▶ **Records supplied**
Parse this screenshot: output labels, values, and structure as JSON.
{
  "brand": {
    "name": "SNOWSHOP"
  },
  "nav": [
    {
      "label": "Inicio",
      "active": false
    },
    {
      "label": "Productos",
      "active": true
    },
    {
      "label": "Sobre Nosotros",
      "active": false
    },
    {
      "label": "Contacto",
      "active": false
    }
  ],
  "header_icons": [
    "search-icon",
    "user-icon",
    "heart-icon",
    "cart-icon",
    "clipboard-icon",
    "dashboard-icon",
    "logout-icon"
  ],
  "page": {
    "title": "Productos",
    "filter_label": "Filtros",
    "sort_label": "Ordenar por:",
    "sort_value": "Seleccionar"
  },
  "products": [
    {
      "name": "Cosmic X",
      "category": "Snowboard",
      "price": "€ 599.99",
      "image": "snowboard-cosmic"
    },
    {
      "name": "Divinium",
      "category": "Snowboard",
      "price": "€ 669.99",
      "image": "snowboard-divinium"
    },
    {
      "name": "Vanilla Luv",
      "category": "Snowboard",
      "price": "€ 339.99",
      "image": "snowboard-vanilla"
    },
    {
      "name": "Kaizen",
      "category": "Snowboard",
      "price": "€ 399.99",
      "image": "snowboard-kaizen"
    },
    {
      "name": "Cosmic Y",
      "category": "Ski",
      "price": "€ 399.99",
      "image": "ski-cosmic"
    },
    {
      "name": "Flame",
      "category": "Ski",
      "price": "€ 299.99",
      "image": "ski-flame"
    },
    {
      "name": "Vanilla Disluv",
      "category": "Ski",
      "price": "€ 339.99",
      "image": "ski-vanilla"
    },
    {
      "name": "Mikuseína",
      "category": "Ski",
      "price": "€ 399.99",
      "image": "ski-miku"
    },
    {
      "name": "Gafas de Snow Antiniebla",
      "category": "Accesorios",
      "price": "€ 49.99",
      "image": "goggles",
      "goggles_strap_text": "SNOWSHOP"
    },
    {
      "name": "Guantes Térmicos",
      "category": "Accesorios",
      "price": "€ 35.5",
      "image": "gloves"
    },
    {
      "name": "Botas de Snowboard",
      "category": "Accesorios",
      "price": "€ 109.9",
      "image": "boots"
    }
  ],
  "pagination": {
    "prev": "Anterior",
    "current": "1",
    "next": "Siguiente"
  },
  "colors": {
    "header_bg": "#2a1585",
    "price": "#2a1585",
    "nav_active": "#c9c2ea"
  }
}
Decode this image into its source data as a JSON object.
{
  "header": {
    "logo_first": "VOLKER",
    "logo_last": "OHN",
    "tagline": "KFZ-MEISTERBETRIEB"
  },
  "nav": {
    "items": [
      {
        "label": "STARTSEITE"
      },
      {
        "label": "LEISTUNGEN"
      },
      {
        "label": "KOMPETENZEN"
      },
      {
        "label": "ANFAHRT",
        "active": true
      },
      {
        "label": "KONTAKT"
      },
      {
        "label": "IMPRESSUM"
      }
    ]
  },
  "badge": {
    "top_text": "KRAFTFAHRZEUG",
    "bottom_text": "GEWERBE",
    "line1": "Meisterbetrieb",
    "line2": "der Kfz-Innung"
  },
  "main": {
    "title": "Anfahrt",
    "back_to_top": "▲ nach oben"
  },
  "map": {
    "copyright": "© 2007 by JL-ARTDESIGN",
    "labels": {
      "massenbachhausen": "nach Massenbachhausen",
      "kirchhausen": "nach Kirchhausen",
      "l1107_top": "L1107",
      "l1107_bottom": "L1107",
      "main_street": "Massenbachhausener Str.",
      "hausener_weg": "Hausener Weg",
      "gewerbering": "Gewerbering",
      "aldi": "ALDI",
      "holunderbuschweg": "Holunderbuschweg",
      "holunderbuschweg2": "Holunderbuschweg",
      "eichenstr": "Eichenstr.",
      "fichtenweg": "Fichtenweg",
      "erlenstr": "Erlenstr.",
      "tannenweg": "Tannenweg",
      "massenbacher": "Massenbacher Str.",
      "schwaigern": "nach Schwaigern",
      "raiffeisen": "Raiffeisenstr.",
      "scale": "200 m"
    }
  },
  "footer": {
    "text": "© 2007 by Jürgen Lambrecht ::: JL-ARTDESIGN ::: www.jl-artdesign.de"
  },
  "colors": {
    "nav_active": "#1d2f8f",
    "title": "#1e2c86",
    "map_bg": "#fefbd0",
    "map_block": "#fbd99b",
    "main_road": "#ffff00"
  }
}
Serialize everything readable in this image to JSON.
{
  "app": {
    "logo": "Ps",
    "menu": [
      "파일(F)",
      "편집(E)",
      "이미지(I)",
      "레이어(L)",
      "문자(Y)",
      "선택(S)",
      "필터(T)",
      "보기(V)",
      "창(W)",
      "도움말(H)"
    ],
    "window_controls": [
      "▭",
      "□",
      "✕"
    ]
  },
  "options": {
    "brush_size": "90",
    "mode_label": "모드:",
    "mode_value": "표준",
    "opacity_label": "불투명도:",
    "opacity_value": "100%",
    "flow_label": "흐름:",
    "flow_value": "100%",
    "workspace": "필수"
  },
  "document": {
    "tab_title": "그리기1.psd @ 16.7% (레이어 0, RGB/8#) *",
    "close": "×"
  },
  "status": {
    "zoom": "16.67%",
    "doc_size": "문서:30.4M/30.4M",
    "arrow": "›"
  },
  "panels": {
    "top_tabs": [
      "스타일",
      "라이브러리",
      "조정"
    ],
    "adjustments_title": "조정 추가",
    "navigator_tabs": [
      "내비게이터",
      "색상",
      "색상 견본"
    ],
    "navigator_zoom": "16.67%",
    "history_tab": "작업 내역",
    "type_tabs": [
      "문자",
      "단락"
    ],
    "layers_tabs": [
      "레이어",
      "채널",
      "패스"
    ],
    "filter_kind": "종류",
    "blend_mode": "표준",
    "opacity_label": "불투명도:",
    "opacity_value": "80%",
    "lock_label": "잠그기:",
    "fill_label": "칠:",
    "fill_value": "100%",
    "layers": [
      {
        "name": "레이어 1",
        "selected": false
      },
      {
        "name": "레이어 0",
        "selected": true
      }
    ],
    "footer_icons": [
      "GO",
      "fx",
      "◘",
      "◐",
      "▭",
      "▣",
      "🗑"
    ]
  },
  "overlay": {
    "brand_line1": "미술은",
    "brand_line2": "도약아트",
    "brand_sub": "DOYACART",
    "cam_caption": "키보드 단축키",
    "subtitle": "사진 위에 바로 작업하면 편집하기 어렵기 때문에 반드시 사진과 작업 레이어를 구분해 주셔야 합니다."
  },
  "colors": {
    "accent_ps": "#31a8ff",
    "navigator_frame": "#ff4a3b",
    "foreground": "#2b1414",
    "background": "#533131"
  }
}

▶ **What is needed**
Please repeat the material above, word for word and in full.

▶ **Completed exercise**
Parse this screenshot: output labels, values, and structure as JSON.
{
  "brand": {
    "name": "SNOWSHOP"
  },
  "nav": [
    {
      "label": "Inicio",
      "active": false
    },
    {
      "label": "Productos",
      "active": true
    },
    {
      "label": "Sobre Nosotros",
      "active": false
    },
    {
      "label": "Contacto",
      "active": false
    }
  ],
  "header_icons": [
    "search-icon",
    "user-icon",
    "heart-icon",
    "cart-icon",
    "clipboard-icon",
    "dashboard-icon",
    "logout-icon"
  ],
  "page": {
    "title": "Productos",
    "filter_label": "Filtros",
    "sort_label": "Ordenar por:",
    "sort_value": "Seleccionar"
  },
  "products": [
    {
      "name": "Cosmic X",
      "category": "Snowboard",
      "price": "€ 599.99",
      "image": "snowboard-cosmic"
    },
    {
      "name": "Divinium",
      "category": "Snowboard",
      "price": "€ 669.99",
      "image": "snowboard-divinium"
    },
    {
      "name": "Vanilla Luv",
      "category": "Snowboard",
      "price": "€ 339.99",
      "image": "snowboard-vanilla"
    },
    {
      "name": "Kaizen",
      "category": "Snowboard",
      "price": "€ 399.99",
      "image": "snowboard-kaizen"
    },
    {
      "name": "Cosmic Y",
      "category": "Ski",
      "price": "€ 399.99",
      "image": "ski-cosmic"
    },
    {
      "name": "Flame",
      "category": "Ski",
      "price": "€ 299.99",
      "image": "ski-flame"
    },
    {
      "name": "Vanilla Disluv",
      "category": "Ski",
      "price": "€ 339.99",
      "image": "ski-vanilla"
    },
    {
      "name": "Mikuseína",
      "category": "Ski",
      "price": "€ 399.99",
      "image": "ski-miku"
    },
    {
      "name": "Gafas de Snow Antiniebla",
      "category": "Accesorios",
      "price": "€ 49.99",
      "image": "goggles",
      "goggles_strap_text": "SNOWSHOP"
    },
    {
      "name": "Guantes Térmicos",
      "category": "Accesorios",
      "price": "€ 35.5",
      "image": "gloves"
    },
    {
      "name": "Botas de Snowboard",
      "category": "Accesorios",
      "price": "€ 109.9",
      "image": "boots"
    }
  ],
  "pagination": {
    "prev": "Anterior",
    "current": "1",
    "next": "Siguiente"
  },
  "colors": {
    "header_bg": "#2a1585",
    "price": "#2a1585",
    "nav_active": "#c9c2ea"
  }
}
Decode this image into its source data as a JSON object.
{
  "header": {
    "logo_first": "VOLKER",
    "logo_last": "OHN",
    "tagline": "KFZ-MEISTERBETRIEB"
  },
  "nav": {
    "items": [
      {
        "label": "STARTSEITE"
      },
      {
        "label": "LEISTUNGEN"
      },
      {
        "label": "KOMPETENZEN"
      },
      {
        "label": "ANFAHRT",
        "active": true
      },
      {
        "label": "KONTAKT"
      },
      {
        "label": "IMPRESSUM"
      }
    ]
  },
  "badge": {
    "top_text": "KRAFTFAHRZEUG",
    "bottom_text": "GEWERBE",
    "line1": "Meisterbetrieb",
    "line2": "der Kfz-Innung"
  },
  "main": {
    "title": "Anfahrt",
    "back_to_top": "▲ nach oben"
  },
  "map": {
    "copyright": "© 2007 by JL-ARTDESIGN",
    "labels": {
      "massenbachhausen": "nach Massenbachhausen",
      "kirchhausen": "nach Kirchhausen",
      "l1107_top": "L1107",
      "l1107_bottom": "L1107",
      "main_street": "Massenbachhausener Str.",
      "hausener_weg": "Hausener Weg",
      "gewerbering": "Gewerbering",
      "aldi": "ALDI",
      "holunderbuschweg": "Holunderbuschweg",
      "holunderbuschweg2": "Holunderbuschweg",
      "eichenstr": "Eichenstr.",
      "fichtenweg": "Fichtenweg",
      "erlenstr": "Erlenstr.",
      "tannenweg": "Tannenweg",
      "massenbacher": "Massenbacher Str.",
      "schwaigern": "nach Schwaigern",
      "raiffeisen": "Raiffeisenstr.",
      "scale": "200 m"
    }
  },
  "footer": {
    "text": "© 2007 by Jürgen Lambrecht ::: JL-ARTDESIGN ::: www.jl-artdesign.de"
  },
  "colors": {
    "nav_active": "#1d2f8f",
    "title": "#1e2c86",
    "map_bg": "#fefbd0",
    "map_block": "#fbd99b",
    "main_road": "#ffff00"
  }
}
Serialize everything readable in this image to JSON.
{
  "app": {
    "logo": "Ps",
    "menu": [
      "파일(F)",
      "편집(E)",
      "이미지(I)",
      "레이어(L)",
      "문자(Y)",
      "선택(S)",
      "필터(T)",
      "보기(V)",
      "창(W)",
      "도움말(H)"
    ],
    "window_controls": [
      "▭",
      "□",
      "✕"
    ]
  },
  "options": {
    "brush_size": "90",
    "mode_label": "모드:",
    "mode_value": "표준",
    "opacity_label": "불투명도:",
    "opacity_value": "100%",
    "flow_label": "흐름:",
    "flow_value": "100%",
    "workspace": "필수"
  },
  "document": {
    "tab_title": "그리기1.psd @ 16.7% (레이어 0, RGB/8#) *",
    "close": "×"
  },
  "status": {
    "zoom": "16.67%",
    "doc_size": "문서:30.4M/30.4M",
    "arrow": "›"
  },
  "panels": {
    "top_tabs": [
      "스타일",
      "라이브러리",
      "조정"
    ],
    "adjustments_title": "조정 추가",
    "navigator_tabs": [
      "내비게이터",
      "색상",
      "색상 견본"
    ],
    "navigator_zoom": "16.67%",
    "history_tab": "작업 내역",
    "type_tabs": [
      "문자",
      "단락"
    ],
    "layers_tabs": [
      "레이어",
      "채널",
      "패스"
    ],
    "filter_kind": "종류",
    "blend_mode": "표준",
    "opacity_label": "불투명도:",
    "opacity_value": "80%",
    "lock_label": "잠그기:",
    "fill_label": "칠:",
    "fill_value": "100%",
    "layers": [
      {
        "name": "레이어 1",
        "selected": false
      },
      {
        "name": "레이어 0",
        "selected": true
      }
    ],
    "footer_icons": [
      "GO",
      "fx",
      "◘",
      "◐",
      "▭",
      "▣",
      "🗑"
    ]
  },
  "overlay": {
    "brand_line1": "미술은",
    "brand_line2": "도약아트",
    "brand_sub": "DOYACART",
    "cam_caption": "키보드 단축키",
    "subtitle": "사진 위에 바로 작업하면 편집하기 어렵기 때문에 반드시 사진과 작업 레이어를 구분해 주셔야 합니다."
  },
  "colors": {
    "accent_ps": "#31a8ff",
    "navigator_frame": "#ff4a3b",
    "foreground": "#2b1414",
    "background": "#533131"
  }
}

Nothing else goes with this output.